◆ **Aim**
Write out the entries again exactly as they are given.
________________________________________
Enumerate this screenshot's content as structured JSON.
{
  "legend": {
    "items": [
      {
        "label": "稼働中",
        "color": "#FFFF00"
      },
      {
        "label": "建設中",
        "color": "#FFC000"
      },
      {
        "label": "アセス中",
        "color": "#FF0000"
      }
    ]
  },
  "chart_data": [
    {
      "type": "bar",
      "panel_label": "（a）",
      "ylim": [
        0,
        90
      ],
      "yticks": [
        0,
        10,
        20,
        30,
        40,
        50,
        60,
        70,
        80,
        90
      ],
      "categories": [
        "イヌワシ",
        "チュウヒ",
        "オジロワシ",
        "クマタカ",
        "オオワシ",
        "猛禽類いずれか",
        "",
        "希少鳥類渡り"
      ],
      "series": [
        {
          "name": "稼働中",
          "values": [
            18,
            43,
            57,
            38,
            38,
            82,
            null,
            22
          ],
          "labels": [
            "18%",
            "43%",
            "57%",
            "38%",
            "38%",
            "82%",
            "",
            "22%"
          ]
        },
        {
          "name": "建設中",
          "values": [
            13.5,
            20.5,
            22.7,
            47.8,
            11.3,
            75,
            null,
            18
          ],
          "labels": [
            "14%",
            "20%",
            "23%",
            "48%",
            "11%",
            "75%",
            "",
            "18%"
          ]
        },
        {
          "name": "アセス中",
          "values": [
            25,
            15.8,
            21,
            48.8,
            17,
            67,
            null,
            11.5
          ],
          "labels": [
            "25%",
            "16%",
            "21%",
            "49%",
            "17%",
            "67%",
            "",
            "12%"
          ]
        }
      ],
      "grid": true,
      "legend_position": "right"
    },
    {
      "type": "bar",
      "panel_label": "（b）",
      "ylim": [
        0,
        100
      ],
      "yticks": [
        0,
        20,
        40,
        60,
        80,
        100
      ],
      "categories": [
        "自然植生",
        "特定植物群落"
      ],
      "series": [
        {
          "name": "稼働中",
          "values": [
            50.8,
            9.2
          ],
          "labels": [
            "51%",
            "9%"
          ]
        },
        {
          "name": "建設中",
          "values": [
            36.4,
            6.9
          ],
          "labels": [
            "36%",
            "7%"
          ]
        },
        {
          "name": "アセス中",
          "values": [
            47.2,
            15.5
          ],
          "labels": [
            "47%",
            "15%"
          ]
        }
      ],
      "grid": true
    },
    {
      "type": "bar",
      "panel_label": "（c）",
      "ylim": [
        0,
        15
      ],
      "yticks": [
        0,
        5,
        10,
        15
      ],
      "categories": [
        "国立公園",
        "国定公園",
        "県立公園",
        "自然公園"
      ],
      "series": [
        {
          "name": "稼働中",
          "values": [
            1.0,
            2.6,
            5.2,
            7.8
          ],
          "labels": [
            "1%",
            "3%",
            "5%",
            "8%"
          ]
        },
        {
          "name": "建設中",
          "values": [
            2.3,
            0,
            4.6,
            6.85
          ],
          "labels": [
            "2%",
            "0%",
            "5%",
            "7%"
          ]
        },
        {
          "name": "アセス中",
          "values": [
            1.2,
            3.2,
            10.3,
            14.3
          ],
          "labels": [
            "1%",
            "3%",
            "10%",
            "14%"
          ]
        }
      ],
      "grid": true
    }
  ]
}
________________________________________
◆ **Exercise response**
Enumerate this screenshot's content as structured JSON.
{
  "legend": {
    "items": [
      {
        "label": "稼働中",
        "color": "#FFFF00"
      },
      {
        "label": "建設中",
        "color": "#FFC000"
      },
      {
        "label": "アセス中",
        "color": "#FF0000"
      }
    ]
  },
  "chart_data": [
    {
      "type": "bar",
      "panel_label": "（a）",
      "ylim": [
        0,
        90
      ],
      "yticks": [
        0,
        10,
        20,
        30,
        40,
        50,
        60,
        70,
        80,
        90
      ],
      "categories": [
        "イヌワシ",
        "チュウヒ",
        "オジロワシ",
        "クマタカ",
        "オオワシ",
        "猛禽類いずれか",
        "",
        "希少鳥類渡り"
      ],
      "series": [
        {
          "name": "稼働中",
          "values": [
            18,
            43,
            57,
            38,
            38,
            82,
            null,
            22
          ],
          "labels": [
            "18%",
            "43%",
            "57%",
            "38%",
            "38%",
            "82%",
            "",
            "22%"
          ]
        },
        {
          "name": "建設中",
          "values": [
            13.5,
            20.5,
            22.7,
            47.8,
            11.3,
            75,
            null,
            18
          ],
          "labels": [
            "14%",
            "20%",
            "23%",
            "48%",
            "11%",
            "75%",
            "",
            "18%"
          ]
        },
        {
          "name": "アセス中",
          "values": [
            25,
            15.8,
            21,
            48.8,
            17,
            67,
            null,
            11.5
          ],
          "labels": [
            "25%",
            "16%",
            "21%",
            "49%",
            "17%",
            "67%",
            "",
            "12%"
          ]
        }
      ],
      "grid": true,
      "legend_position": "right"
    },
    {
      "type": "bar",
      "panel_label": "（b）",
      "ylim": [
        0,
        100
      ],
      "yticks": [
        0,
        20,
        40,
        60,
        80,
        100
      ],
      "categories": [
        "自然植生",
        "特定植物群落"
      ],
      "series": [
        {
          "name": "稼働中",
          "values": [
            50.8,
            9.2
          ],
          "labels": [
            "51%",
            "9%"
          ]
        },
        {
          "name": "建設中",
          "values": [
            36.4,
            6.9
          ],
          "labels": [
            "36%",
            "7%"
          ]
        },
        {
          "name": "アセス中",
          "values": [
            47.2,
            15.5
          ],
          "labels": [
            "47%",
            "15%"
          ]
        }
      ],
      "grid": true
    },
    {
      "type": "bar",
      "panel_label": "（c）",
      "ylim": [
        0,
        15
      ],
      "yticks": [
        0,
        5,
        10,
        15
      ],
      "categories": [
        "国立公園",
        "国定公園",
        "県立公園",
        "自然公園"
      ],
      "series": [
        {
          "name": "稼働中",
          "values": [
            1.0,
            2.6,
            5.2,
            7.8
          ],
          "labels": [
            "1%",
            "3%",
            "5%",
            "8%"
          ]
        },
        {
          "name": "建設中",
          "values": [
            2.3,
            0,
            4.6,
            6.85
          ],
          "labels": [
            "2%",
            "0%",
            "5%",
            "7%"
          ]
        },
        {
          "name": "アセス中",
          "values": [
            1.2,
            3.2,
            10.3,
            14.3
          ],
          "labels": [
            "1%",
            "3%",
            "10%",
            "14%"
          ]
        }
      ],
      "grid": true
    }
  ]
}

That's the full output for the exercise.